◆ What is required:
Reading the listing below, count the lines that contain the word "from" and give that count alone.

(Saved data entries)
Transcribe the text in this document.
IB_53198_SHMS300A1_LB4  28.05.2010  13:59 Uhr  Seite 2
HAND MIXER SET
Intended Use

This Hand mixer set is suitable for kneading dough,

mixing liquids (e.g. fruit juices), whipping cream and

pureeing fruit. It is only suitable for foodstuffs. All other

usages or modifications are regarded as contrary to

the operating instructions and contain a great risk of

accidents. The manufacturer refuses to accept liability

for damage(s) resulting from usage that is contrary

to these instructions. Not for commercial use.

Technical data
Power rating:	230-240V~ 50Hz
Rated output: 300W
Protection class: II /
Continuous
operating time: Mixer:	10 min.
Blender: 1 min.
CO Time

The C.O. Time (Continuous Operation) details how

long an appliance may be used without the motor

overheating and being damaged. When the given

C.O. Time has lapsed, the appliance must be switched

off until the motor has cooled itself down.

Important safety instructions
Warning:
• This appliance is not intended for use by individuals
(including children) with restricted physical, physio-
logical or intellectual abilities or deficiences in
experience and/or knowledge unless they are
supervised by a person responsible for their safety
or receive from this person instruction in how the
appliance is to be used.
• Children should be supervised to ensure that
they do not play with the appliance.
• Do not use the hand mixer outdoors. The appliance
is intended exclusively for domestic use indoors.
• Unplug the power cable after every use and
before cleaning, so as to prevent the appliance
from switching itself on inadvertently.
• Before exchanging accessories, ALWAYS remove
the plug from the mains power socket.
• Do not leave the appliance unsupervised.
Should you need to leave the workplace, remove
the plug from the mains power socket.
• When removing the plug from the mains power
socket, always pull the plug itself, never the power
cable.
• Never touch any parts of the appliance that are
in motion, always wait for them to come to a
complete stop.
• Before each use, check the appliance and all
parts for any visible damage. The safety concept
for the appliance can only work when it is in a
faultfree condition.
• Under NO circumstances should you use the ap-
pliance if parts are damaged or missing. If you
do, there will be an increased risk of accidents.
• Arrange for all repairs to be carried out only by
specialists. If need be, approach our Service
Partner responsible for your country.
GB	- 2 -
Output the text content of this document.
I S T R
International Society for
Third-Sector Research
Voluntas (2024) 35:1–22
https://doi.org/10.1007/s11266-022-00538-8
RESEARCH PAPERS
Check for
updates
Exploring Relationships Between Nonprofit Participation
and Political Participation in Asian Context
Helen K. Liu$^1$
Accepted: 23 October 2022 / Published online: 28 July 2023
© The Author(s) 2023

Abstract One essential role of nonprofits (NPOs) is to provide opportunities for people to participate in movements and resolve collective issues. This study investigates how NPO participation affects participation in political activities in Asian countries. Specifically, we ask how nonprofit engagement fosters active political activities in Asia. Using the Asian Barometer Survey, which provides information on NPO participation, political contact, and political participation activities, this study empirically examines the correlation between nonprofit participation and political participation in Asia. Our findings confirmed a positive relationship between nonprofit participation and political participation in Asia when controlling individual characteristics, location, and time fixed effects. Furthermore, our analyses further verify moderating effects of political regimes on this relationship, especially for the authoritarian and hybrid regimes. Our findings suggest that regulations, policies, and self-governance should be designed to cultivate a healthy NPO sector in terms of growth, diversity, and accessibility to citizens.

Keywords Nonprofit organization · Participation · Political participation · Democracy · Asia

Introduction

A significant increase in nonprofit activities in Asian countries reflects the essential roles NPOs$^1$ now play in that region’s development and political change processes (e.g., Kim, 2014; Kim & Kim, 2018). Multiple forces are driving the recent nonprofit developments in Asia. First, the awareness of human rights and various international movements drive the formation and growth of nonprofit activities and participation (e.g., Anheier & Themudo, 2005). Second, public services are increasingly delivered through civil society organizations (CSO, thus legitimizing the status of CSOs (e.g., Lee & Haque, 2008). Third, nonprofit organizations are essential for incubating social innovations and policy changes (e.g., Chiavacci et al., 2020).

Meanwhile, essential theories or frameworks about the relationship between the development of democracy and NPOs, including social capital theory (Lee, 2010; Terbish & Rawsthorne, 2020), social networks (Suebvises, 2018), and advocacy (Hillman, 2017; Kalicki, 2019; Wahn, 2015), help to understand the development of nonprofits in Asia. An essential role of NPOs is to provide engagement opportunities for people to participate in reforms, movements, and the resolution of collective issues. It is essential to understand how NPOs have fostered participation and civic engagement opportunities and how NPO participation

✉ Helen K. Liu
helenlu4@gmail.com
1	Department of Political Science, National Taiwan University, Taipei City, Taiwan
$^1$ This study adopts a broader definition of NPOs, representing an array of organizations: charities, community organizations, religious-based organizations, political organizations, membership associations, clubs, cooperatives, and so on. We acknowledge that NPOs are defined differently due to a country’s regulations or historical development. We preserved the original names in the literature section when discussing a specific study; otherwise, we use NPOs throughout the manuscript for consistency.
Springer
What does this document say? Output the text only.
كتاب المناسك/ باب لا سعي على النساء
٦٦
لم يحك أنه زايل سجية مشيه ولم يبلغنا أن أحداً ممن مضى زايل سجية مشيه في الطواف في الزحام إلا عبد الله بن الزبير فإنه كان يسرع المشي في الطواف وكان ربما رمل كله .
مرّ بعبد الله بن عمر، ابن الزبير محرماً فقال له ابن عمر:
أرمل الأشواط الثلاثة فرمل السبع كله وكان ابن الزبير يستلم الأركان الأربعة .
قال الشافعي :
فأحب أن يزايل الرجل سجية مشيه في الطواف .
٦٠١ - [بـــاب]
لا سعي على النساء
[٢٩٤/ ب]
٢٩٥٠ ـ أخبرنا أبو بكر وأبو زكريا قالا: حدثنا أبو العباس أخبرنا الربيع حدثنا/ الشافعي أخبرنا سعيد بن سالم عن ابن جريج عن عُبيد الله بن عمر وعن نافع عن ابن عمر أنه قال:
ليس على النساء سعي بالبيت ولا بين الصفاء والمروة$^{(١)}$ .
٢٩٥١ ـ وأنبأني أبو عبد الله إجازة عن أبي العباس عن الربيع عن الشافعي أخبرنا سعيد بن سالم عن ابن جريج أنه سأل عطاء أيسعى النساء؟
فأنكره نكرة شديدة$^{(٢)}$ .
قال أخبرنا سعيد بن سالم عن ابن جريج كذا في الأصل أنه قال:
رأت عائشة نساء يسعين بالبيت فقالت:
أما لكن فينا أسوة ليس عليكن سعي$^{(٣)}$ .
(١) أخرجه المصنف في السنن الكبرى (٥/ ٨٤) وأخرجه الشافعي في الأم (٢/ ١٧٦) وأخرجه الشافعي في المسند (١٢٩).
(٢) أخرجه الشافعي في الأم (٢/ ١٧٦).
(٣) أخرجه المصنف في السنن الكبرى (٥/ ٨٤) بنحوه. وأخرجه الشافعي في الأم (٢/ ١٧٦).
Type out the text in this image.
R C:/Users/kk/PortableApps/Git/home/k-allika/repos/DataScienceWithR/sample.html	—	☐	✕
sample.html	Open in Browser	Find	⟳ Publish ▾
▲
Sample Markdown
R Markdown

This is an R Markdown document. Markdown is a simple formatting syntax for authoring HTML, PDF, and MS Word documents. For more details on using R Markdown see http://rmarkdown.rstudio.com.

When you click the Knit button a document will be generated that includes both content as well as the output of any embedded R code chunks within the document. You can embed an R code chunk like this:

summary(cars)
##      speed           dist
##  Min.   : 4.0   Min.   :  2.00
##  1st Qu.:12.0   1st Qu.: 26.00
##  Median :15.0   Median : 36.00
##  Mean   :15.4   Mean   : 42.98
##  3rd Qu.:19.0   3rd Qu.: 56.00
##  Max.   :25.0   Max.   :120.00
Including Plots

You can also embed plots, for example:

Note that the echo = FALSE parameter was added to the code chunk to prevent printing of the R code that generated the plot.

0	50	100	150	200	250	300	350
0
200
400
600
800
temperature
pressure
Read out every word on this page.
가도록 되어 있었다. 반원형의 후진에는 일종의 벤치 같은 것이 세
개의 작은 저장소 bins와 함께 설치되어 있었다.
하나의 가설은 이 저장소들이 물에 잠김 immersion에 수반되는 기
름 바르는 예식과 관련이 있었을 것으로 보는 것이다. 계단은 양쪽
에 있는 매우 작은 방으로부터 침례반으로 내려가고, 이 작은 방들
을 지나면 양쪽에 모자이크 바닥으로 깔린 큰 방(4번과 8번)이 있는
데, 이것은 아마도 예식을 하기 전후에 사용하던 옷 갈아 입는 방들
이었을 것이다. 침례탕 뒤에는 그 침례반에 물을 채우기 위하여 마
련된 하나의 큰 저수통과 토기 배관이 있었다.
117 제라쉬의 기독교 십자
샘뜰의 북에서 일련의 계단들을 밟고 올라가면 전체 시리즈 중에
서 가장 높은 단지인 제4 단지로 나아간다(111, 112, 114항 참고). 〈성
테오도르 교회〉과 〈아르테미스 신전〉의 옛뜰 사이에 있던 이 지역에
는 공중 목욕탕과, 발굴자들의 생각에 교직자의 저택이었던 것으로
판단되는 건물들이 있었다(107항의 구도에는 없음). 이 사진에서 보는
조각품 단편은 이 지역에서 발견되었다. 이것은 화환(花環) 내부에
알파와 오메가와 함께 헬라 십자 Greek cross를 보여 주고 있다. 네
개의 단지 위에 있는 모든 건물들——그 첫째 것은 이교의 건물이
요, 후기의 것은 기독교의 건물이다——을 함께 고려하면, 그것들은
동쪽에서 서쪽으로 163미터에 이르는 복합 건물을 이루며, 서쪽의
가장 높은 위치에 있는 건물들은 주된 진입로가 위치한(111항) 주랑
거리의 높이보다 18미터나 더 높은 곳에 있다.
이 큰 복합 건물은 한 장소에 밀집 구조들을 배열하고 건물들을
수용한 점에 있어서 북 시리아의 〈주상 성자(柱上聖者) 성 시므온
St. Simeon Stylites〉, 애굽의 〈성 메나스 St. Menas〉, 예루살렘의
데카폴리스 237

◆ Response to the task:
6